• Recorded data
┌──

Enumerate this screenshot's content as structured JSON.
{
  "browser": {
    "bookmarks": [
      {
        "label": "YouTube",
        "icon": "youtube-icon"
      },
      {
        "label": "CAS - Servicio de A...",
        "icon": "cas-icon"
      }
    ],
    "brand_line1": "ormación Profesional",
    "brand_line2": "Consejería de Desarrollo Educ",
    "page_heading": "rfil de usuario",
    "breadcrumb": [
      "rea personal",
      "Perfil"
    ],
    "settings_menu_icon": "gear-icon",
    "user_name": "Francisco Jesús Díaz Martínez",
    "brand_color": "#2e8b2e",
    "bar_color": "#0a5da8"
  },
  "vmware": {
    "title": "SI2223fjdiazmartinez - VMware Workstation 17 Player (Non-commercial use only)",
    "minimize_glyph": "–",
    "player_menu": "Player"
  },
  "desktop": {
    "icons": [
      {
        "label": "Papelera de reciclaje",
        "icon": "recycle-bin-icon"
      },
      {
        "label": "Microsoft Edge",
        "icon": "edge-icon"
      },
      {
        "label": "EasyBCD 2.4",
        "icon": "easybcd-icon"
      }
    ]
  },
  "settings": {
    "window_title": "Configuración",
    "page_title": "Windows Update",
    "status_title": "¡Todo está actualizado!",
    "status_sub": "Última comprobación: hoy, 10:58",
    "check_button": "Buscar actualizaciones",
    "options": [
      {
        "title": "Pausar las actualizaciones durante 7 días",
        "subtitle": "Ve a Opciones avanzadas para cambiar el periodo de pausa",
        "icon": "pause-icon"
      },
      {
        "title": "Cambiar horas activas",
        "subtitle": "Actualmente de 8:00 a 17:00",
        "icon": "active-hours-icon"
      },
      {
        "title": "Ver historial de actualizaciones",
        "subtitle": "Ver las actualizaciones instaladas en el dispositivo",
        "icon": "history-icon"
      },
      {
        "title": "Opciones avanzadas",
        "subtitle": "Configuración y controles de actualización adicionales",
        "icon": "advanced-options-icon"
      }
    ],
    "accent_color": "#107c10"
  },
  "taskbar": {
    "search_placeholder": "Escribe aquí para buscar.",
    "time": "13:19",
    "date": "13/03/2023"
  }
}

└──

• AIM
Each entry above is to be quoted exactly.

• RESPONSE FOR THIS EXERCISE
Enumerate this screenshot's content as structured JSON.
{
  "browser": {
    "bookmarks": [
      {
        "label": "YouTube",
        "icon": "youtube-icon"
      },
      {
        "label": "CAS - Servicio de A...",
        "icon": "cas-icon"
      }
    ],
    "brand_line1": "ormación Profesional",
    "brand_line2": "Consejería de Desarrollo Educ",
    "page_heading": "rfil de usuario",
    "breadcrumb": [
      "rea personal",
      "Perfil"
    ],
    "settings_menu_icon": "gear-icon",
    "user_name": "Francisco Jesús Díaz Martínez",
    "brand_color": "#2e8b2e",
    "bar_color": "#0a5da8"
  },
  "vmware": {
    "title": "SI2223fjdiazmartinez - VMware Workstation 17 Player (Non-commercial use only)",
    "minimize_glyph": "–",
    "player_menu": "Player"
  },
  "desktop": {
    "icons": [
      {
        "label": "Papelera de reciclaje",
        "icon": "recycle-bin-icon"
      },
      {
        "label": "Microsoft Edge",
        "icon": "edge-icon"
      },
      {
        "label": "EasyBCD 2.4",
        "icon": "easybcd-icon"
      }
    ]
  },
  "settings": {
    "window_title": "Configuración",
    "page_title": "Windows Update",
    "status_title": "¡Todo está actualizado!",
    "status_sub": "Última comprobación: hoy, 10:58",
    "check_button": "Buscar actualizaciones",
    "options": [
      {
        "title": "Pausar las actualizaciones durante 7 días",
        "subtitle": "Ve a Opciones avanzadas para cambiar el periodo de pausa",
        "icon": "pause-icon"
      },
      {
        "title": "Cambiar horas activas",
        "subtitle": "Actualmente de 8:00 a 17:00",
        "icon": "active-hours-icon"
      },
      {
        "title": "Ver historial de actualizaciones",
        "subtitle": "Ver las actualizaciones instaladas en el dispositivo",
        "icon": "history-icon"
      },
      {
        "title": "Opciones avanzadas",
        "subtitle": "Configuración y controles de actualización adicionales",
        "icon": "advanced-options-icon"
      }
    ],
    "accent_color": "#107c10"
  },
  "taskbar": {
    "search_placeholder": "Escribe aquí para buscar.",
    "time": "13:19",
    "date": "13/03/2023"
  }
}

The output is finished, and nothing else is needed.